▸ **BRIEF**:
Where does the string "symbol" appear in the records? Copy every line that contains it.

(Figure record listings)
------------------------------------------------------------------------

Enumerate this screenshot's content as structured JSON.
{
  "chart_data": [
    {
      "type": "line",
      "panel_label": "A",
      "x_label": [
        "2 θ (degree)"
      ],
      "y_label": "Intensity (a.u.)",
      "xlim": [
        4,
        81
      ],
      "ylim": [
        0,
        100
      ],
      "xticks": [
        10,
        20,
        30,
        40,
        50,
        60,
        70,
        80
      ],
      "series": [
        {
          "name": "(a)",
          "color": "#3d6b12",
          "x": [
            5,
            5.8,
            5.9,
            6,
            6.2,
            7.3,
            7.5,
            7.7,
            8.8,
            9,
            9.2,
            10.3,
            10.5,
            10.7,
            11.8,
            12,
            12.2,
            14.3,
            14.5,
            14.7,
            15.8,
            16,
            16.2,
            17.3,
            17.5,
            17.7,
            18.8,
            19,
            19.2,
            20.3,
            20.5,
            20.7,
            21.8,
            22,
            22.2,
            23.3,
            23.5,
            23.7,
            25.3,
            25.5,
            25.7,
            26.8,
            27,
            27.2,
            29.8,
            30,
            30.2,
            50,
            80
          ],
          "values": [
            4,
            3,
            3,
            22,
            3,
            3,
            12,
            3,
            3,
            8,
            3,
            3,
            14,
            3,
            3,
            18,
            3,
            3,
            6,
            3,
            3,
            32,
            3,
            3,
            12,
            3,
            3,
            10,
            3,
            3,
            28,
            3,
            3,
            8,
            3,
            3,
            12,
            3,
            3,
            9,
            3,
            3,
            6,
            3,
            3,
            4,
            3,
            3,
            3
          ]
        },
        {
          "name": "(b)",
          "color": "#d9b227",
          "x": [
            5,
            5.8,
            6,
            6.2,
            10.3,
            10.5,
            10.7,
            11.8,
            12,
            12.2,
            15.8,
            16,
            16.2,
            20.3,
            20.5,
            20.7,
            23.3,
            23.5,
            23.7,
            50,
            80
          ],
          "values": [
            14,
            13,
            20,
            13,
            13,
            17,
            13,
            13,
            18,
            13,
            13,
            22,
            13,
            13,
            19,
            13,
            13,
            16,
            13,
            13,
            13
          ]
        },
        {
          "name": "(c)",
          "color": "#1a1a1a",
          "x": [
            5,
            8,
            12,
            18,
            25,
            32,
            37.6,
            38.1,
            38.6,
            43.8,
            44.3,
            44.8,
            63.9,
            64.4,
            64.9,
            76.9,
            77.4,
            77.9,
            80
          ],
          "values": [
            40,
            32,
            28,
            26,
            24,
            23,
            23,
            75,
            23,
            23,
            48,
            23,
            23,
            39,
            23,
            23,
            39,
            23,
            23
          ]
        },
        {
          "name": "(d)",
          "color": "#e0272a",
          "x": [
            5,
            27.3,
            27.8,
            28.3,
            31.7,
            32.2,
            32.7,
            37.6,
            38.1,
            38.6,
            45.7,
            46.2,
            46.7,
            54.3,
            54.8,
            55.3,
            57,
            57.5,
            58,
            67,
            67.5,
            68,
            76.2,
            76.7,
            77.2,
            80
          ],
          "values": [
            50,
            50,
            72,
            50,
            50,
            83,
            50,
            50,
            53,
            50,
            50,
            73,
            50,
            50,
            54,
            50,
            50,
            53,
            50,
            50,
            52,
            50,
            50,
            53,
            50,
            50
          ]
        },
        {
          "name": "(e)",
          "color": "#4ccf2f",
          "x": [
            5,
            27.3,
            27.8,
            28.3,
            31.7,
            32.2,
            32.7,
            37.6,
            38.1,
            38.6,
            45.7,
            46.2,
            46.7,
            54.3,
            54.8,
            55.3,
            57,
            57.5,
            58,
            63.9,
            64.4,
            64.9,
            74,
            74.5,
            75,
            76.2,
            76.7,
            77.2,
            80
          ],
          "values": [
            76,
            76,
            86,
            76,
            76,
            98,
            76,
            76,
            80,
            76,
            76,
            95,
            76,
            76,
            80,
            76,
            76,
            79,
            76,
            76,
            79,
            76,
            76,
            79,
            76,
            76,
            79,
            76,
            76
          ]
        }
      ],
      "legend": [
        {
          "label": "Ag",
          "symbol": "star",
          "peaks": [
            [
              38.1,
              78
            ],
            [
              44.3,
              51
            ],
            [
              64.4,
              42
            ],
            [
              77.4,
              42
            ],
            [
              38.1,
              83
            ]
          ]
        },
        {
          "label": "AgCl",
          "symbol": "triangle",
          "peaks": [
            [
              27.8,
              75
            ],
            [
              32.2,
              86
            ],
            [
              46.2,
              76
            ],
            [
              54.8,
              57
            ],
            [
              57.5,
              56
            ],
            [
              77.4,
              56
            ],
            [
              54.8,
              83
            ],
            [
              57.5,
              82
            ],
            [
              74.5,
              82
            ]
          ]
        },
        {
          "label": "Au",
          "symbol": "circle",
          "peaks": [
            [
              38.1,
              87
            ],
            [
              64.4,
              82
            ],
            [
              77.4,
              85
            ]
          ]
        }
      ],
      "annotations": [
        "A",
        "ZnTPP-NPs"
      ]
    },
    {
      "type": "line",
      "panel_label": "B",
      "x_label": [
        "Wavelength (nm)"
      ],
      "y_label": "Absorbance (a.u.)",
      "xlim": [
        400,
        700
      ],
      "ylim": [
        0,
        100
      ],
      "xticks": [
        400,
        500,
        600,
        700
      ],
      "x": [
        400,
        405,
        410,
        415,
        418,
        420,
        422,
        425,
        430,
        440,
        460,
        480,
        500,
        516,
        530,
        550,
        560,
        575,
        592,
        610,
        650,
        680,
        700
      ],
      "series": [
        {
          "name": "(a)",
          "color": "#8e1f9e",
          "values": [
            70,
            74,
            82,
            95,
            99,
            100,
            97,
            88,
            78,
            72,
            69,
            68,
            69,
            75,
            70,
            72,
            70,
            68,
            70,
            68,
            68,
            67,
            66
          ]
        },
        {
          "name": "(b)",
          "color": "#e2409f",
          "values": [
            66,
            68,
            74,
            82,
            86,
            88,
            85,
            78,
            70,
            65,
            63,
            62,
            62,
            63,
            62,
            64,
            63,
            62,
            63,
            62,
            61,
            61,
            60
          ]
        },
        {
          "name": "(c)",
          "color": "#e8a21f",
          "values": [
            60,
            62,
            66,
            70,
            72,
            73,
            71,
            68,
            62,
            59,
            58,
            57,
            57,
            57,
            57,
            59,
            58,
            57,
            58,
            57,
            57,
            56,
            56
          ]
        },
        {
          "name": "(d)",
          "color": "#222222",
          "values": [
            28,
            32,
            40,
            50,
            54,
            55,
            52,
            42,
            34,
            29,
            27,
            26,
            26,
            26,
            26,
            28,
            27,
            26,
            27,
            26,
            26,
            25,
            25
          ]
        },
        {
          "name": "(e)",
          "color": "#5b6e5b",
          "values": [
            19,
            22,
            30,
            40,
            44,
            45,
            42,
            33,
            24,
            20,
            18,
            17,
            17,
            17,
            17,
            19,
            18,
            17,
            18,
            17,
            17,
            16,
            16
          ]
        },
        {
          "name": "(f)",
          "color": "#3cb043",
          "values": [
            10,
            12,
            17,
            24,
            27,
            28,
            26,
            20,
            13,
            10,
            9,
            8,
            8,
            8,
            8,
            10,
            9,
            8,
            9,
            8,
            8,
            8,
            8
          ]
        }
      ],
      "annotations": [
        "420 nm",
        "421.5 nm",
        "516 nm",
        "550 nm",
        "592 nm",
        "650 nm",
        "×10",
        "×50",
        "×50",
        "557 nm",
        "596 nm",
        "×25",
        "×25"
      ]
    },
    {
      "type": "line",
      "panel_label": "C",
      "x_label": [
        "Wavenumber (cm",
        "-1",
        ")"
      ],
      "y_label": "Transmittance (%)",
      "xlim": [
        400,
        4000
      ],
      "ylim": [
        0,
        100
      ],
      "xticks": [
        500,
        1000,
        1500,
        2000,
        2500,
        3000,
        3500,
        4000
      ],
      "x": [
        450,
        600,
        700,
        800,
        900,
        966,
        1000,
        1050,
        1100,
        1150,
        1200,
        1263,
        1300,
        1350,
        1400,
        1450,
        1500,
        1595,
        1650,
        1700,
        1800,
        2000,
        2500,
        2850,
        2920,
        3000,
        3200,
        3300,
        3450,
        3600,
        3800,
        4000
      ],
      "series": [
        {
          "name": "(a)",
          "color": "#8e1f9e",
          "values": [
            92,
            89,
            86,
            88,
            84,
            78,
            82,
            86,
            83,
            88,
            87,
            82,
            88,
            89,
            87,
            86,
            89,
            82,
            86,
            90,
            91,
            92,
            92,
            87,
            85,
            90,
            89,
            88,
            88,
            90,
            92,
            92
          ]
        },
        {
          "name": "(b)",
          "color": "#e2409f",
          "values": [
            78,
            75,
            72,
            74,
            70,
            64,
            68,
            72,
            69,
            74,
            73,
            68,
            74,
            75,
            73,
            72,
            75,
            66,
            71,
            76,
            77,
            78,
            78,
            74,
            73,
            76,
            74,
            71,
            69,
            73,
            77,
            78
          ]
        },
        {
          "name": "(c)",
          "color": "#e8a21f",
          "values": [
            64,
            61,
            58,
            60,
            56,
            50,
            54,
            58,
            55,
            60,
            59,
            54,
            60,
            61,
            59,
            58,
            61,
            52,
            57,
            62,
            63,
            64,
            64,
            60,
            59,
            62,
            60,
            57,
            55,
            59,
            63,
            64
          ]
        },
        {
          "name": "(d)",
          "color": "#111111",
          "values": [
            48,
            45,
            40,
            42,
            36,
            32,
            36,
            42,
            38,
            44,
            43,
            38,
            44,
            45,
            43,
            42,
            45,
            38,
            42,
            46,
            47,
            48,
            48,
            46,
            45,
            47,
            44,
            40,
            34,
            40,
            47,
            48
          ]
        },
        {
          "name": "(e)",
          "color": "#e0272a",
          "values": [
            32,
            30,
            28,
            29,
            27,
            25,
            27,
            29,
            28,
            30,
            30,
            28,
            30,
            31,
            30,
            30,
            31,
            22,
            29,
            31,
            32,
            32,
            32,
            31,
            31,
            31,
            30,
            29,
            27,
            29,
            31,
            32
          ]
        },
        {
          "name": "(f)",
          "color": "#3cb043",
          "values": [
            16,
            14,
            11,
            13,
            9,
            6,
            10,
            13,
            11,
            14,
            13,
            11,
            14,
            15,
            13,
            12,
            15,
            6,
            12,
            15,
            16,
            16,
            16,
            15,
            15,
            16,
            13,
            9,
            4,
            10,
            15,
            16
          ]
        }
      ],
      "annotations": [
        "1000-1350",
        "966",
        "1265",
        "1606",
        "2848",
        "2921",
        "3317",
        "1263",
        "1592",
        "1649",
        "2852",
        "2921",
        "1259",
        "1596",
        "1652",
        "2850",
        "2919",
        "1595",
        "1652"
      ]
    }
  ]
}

------------------------------------------------------------------------

▸ **EXERCISE SOLUTION**:
          "symbol": "star",
          "symbol": "triangle",
          "symbol": "circle",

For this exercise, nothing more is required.